#### Directions for this task
Keep only those lines of the records that include the string "CRISALIDE".

#### Given entries
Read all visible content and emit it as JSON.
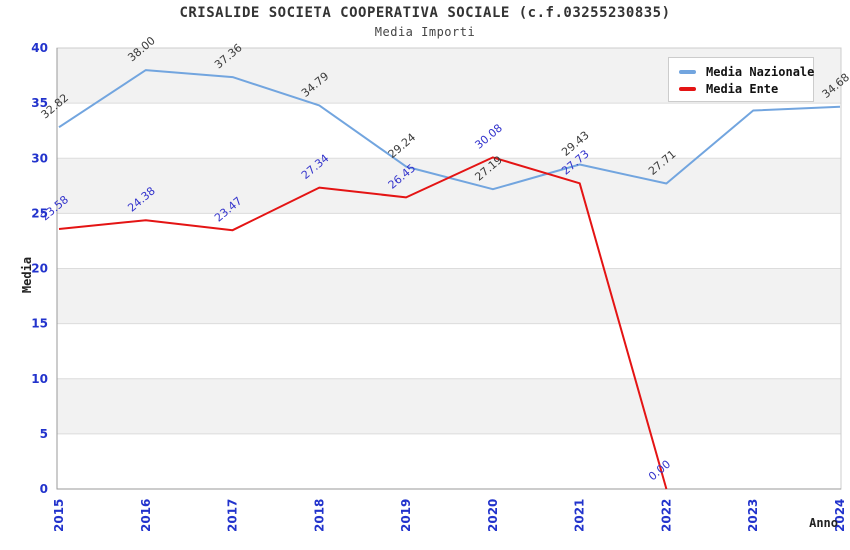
{
  "title": "CRISALIDE SOCIETA COOPERATIVA SOCIALE (c.f.03255230835)",
  "subtitle": "Media Importi",
  "legend": {
    "items": [
      {
        "label": "Media Nazionale",
        "color": "#72a5df"
      },
      {
        "label": "Media Ente",
        "color": "#e41414"
      }
    ]
  },
  "chart_data": {
    "type": "line",
    "title": "CRISALIDE SOCIETA COOPERATIVA SOCIALE (c.f.03255230835)",
    "subtitle": "Media Importi",
    "x": [
      "2015",
      "2016",
      "2017",
      "2018",
      "2019",
      "2020",
      "2021",
      "2022",
      "2023",
      "2024"
    ],
    "series": [
      {
        "name": "Media Nazionale",
        "color": "#72a5df",
        "label_color": "#3a3a3a",
        "values": [
          32.82,
          38.0,
          37.36,
          34.79,
          29.24,
          27.19,
          29.43,
          27.71,
          34.33,
          34.68
        ]
      },
      {
        "name": "Media Ente",
        "color": "#e41414",
        "label_color": "#3333cc",
        "values": [
          23.58,
          24.38,
          23.47,
          27.34,
          26.45,
          30.08,
          27.73,
          0.0,
          null,
          null
        ]
      }
    ],
    "xlabel": "Anno",
    "ylabel": "Media",
    "ylim": [
      0,
      40
    ],
    "yticks": [
      0,
      5,
      10,
      15,
      20,
      25,
      30,
      35,
      40
    ],
    "grid": "horizontal-bands-every-5",
    "band_colors": [
      "#ffffff",
      "#f2f2f2"
    ],
    "gridline_color": "#dcdcdc",
    "tick_color": "#2233cc",
    "axis_title_color": "#222222",
    "legend_position": "top-right",
    "note_2023_nazionale": "label hidden behind legend box"
  }
}
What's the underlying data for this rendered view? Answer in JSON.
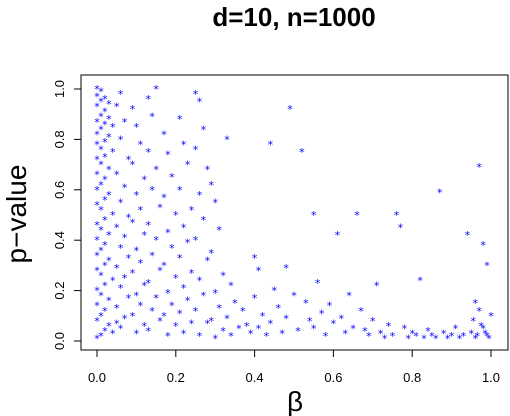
{
  "chart_data": {
    "type": "scatter",
    "title": "d=10,  n=1000",
    "xlabel": "β",
    "ylabel": "p−value",
    "xlim": [
      0,
      1
    ],
    "ylim": [
      0,
      1
    ],
    "xticks": [
      "0.0",
      "0.2",
      "0.4",
      "0.6",
      "0.8",
      "1.0"
    ],
    "yticks": [
      "0.0",
      "0.2",
      "0.4",
      "0.6",
      "0.8",
      "1.0"
    ],
    "grid": false,
    "series": [
      {
        "color": "#0000ff",
        "marker": "asterisk",
        "points": [
          [
            0.0,
            1.0
          ],
          [
            0.01,
            0.99
          ],
          [
            0.0,
            0.97
          ],
          [
            0.02,
            0.96
          ],
          [
            0.01,
            0.95
          ],
          [
            0.03,
            0.94
          ],
          [
            0.0,
            0.93
          ],
          [
            0.02,
            0.91
          ],
          [
            0.01,
            0.89
          ],
          [
            0.03,
            0.88
          ],
          [
            0.0,
            0.87
          ],
          [
            0.02,
            0.86
          ],
          [
            0.04,
            0.85
          ],
          [
            0.01,
            0.84
          ],
          [
            0.0,
            0.82
          ],
          [
            0.03,
            0.81
          ],
          [
            0.02,
            0.79
          ],
          [
            0.0,
            0.78
          ],
          [
            0.01,
            0.76
          ],
          [
            0.04,
            0.75
          ],
          [
            0.02,
            0.73
          ],
          [
            0.0,
            0.72
          ],
          [
            0.01,
            0.7
          ],
          [
            0.03,
            0.68
          ],
          [
            0.0,
            0.66
          ],
          [
            0.02,
            0.64
          ],
          [
            0.01,
            0.62
          ],
          [
            0.0,
            0.6
          ],
          [
            0.03,
            0.58
          ],
          [
            0.02,
            0.56
          ],
          [
            0.0,
            0.54
          ],
          [
            0.01,
            0.52
          ],
          [
            0.04,
            0.5
          ],
          [
            0.02,
            0.48
          ],
          [
            0.0,
            0.46
          ],
          [
            0.01,
            0.44
          ],
          [
            0.03,
            0.42
          ],
          [
            0.0,
            0.4
          ],
          [
            0.02,
            0.38
          ],
          [
            0.01,
            0.36
          ],
          [
            0.0,
            0.34
          ],
          [
            0.03,
            0.32
          ],
          [
            0.02,
            0.3
          ],
          [
            0.0,
            0.28
          ],
          [
            0.01,
            0.26
          ],
          [
            0.04,
            0.24
          ],
          [
            0.02,
            0.22
          ],
          [
            0.0,
            0.2
          ],
          [
            0.01,
            0.18
          ],
          [
            0.03,
            0.16
          ],
          [
            0.0,
            0.14
          ],
          [
            0.02,
            0.12
          ],
          [
            0.01,
            0.1
          ],
          [
            0.0,
            0.08
          ],
          [
            0.03,
            0.06
          ],
          [
            0.02,
            0.04
          ],
          [
            0.01,
            0.02
          ],
          [
            0.0,
            0.01
          ],
          [
            0.04,
            0.03
          ],
          [
            0.05,
            0.07
          ],
          [
            0.06,
            0.98
          ],
          [
            0.05,
            0.93
          ],
          [
            0.07,
            0.87
          ],
          [
            0.06,
            0.8
          ],
          [
            0.08,
            0.72
          ],
          [
            0.05,
            0.66
          ],
          [
            0.07,
            0.61
          ],
          [
            0.06,
            0.55
          ],
          [
            0.08,
            0.49
          ],
          [
            0.05,
            0.45
          ],
          [
            0.07,
            0.41
          ],
          [
            0.06,
            0.37
          ],
          [
            0.08,
            0.33
          ],
          [
            0.05,
            0.29
          ],
          [
            0.07,
            0.25
          ],
          [
            0.06,
            0.21
          ],
          [
            0.08,
            0.17
          ],
          [
            0.05,
            0.13
          ],
          [
            0.07,
            0.09
          ],
          [
            0.06,
            0.05
          ],
          [
            0.09,
            0.92
          ],
          [
            0.1,
            0.85
          ],
          [
            0.11,
            0.78
          ],
          [
            0.09,
            0.7
          ],
          [
            0.12,
            0.64
          ],
          [
            0.1,
            0.58
          ],
          [
            0.11,
            0.52
          ],
          [
            0.09,
            0.47
          ],
          [
            0.12,
            0.42
          ],
          [
            0.1,
            0.36
          ],
          [
            0.11,
            0.31
          ],
          [
            0.09,
            0.27
          ],
          [
            0.12,
            0.22
          ],
          [
            0.1,
            0.18
          ],
          [
            0.11,
            0.14
          ],
          [
            0.09,
            0.1
          ],
          [
            0.12,
            0.06
          ],
          [
            0.1,
            0.03
          ],
          [
            0.13,
            0.96
          ],
          [
            0.14,
            0.89
          ],
          [
            0.13,
            0.75
          ],
          [
            0.15,
            0.68
          ],
          [
            0.14,
            0.6
          ],
          [
            0.16,
            0.53
          ],
          [
            0.13,
            0.46
          ],
          [
            0.15,
            0.4
          ],
          [
            0.14,
            0.34
          ],
          [
            0.16,
            0.28
          ],
          [
            0.13,
            0.23
          ],
          [
            0.15,
            0.17
          ],
          [
            0.14,
            0.12
          ],
          [
            0.16,
            0.08
          ],
          [
            0.13,
            0.04
          ],
          [
            0.15,
            1.0
          ],
          [
            0.17,
            0.82
          ],
          [
            0.18,
            0.74
          ],
          [
            0.19,
            0.65
          ],
          [
            0.17,
            0.57
          ],
          [
            0.2,
            0.5
          ],
          [
            0.18,
            0.43
          ],
          [
            0.19,
            0.37
          ],
          [
            0.17,
            0.3
          ],
          [
            0.2,
            0.25
          ],
          [
            0.18,
            0.19
          ],
          [
            0.19,
            0.14
          ],
          [
            0.17,
            0.1
          ],
          [
            0.2,
            0.06
          ],
          [
            0.18,
            0.02
          ],
          [
            0.21,
            0.88
          ],
          [
            0.22,
            0.78
          ],
          [
            0.23,
            0.7
          ],
          [
            0.21,
            0.6
          ],
          [
            0.24,
            0.52
          ],
          [
            0.22,
            0.45
          ],
          [
            0.23,
            0.39
          ],
          [
            0.21,
            0.33
          ],
          [
            0.24,
            0.27
          ],
          [
            0.22,
            0.21
          ],
          [
            0.23,
            0.16
          ],
          [
            0.21,
            0.11
          ],
          [
            0.24,
            0.07
          ],
          [
            0.22,
            0.03
          ],
          [
            0.25,
            0.98
          ],
          [
            0.26,
            0.95
          ],
          [
            0.27,
            0.84
          ],
          [
            0.25,
            0.76
          ],
          [
            0.28,
            0.68
          ],
          [
            0.26,
            0.58
          ],
          [
            0.27,
            0.48
          ],
          [
            0.25,
            0.4
          ],
          [
            0.28,
            0.32
          ],
          [
            0.26,
            0.24
          ],
          [
            0.27,
            0.18
          ],
          [
            0.25,
            0.12
          ],
          [
            0.28,
            0.07
          ],
          [
            0.26,
            0.02
          ],
          [
            0.29,
            0.62
          ],
          [
            0.3,
            0.55
          ],
          [
            0.31,
            0.44
          ],
          [
            0.29,
            0.35
          ],
          [
            0.32,
            0.26
          ],
          [
            0.3,
            0.19
          ],
          [
            0.31,
            0.13
          ],
          [
            0.29,
            0.08
          ],
          [
            0.32,
            0.04
          ],
          [
            0.3,
            0.01
          ],
          [
            0.33,
            0.8
          ],
          [
            0.34,
            0.22
          ],
          [
            0.35,
            0.15
          ],
          [
            0.33,
            0.09
          ],
          [
            0.36,
            0.05
          ],
          [
            0.34,
            0.02
          ],
          [
            0.37,
            0.12
          ],
          [
            0.38,
            0.06
          ],
          [
            0.39,
            0.03
          ],
          [
            0.4,
            0.33
          ],
          [
            0.41,
            0.28
          ],
          [
            0.4,
            0.17
          ],
          [
            0.42,
            0.1
          ],
          [
            0.41,
            0.05
          ],
          [
            0.43,
            0.02
          ],
          [
            0.44,
            0.78
          ],
          [
            0.45,
            0.2
          ],
          [
            0.46,
            0.13
          ],
          [
            0.44,
            0.07
          ],
          [
            0.47,
            0.03
          ],
          [
            0.48,
            0.29
          ],
          [
            0.49,
            0.92
          ],
          [
            0.5,
            0.18
          ],
          [
            0.48,
            0.09
          ],
          [
            0.51,
            0.04
          ],
          [
            0.52,
            0.75
          ],
          [
            0.53,
            0.15
          ],
          [
            0.54,
            0.08
          ],
          [
            0.55,
            0.5
          ],
          [
            0.56,
            0.23
          ],
          [
            0.57,
            0.11
          ],
          [
            0.55,
            0.05
          ],
          [
            0.58,
            0.02
          ],
          [
            0.59,
            0.14
          ],
          [
            0.6,
            0.07
          ],
          [
            0.61,
            0.42
          ],
          [
            0.62,
            0.09
          ],
          [
            0.63,
            0.03
          ],
          [
            0.64,
            0.18
          ],
          [
            0.65,
            0.05
          ],
          [
            0.66,
            0.5
          ],
          [
            0.67,
            0.12
          ],
          [
            0.68,
            0.04
          ],
          [
            0.69,
            0.02
          ],
          [
            0.7,
            0.08
          ],
          [
            0.71,
            0.22
          ],
          [
            0.72,
            0.03
          ],
          [
            0.73,
            0.01
          ],
          [
            0.74,
            0.06
          ],
          [
            0.75,
            0.02
          ],
          [
            0.76,
            0.5
          ],
          [
            0.77,
            0.45
          ],
          [
            0.78,
            0.05
          ],
          [
            0.79,
            0.01
          ],
          [
            0.8,
            0.03
          ],
          [
            0.81,
            0.02
          ],
          [
            0.82,
            0.24
          ],
          [
            0.83,
            0.01
          ],
          [
            0.84,
            0.04
          ],
          [
            0.85,
            0.02
          ],
          [
            0.86,
            0.01
          ],
          [
            0.87,
            0.59
          ],
          [
            0.88,
            0.03
          ],
          [
            0.89,
            0.01
          ],
          [
            0.9,
            0.02
          ],
          [
            0.91,
            0.05
          ],
          [
            0.92,
            0.01
          ],
          [
            0.93,
            0.02
          ],
          [
            0.94,
            0.42
          ],
          [
            0.95,
            0.03
          ],
          [
            0.96,
            0.01
          ],
          [
            0.97,
            0.69
          ],
          [
            0.98,
            0.38
          ],
          [
            0.99,
            0.3
          ],
          [
            0.97,
            0.12
          ],
          [
            0.98,
            0.05
          ],
          [
            0.99,
            0.02
          ],
          [
            1.0,
            0.1
          ],
          [
            0.96,
            0.15
          ],
          [
            0.995,
            0.01
          ],
          [
            0.985,
            0.03
          ],
          [
            0.975,
            0.06
          ],
          [
            0.965,
            0.02
          ],
          [
            0.955,
            0.08
          ]
        ]
      }
    ]
  }
}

#### Expected answer
  "title": "CRISALIDE SOCIETA COOPERATIVA SOCIALE (c.f.03255230835)",
    "title": "CRISALIDE SOCIETA COOPERATIVA SOCIALE (c.f.03255230835)",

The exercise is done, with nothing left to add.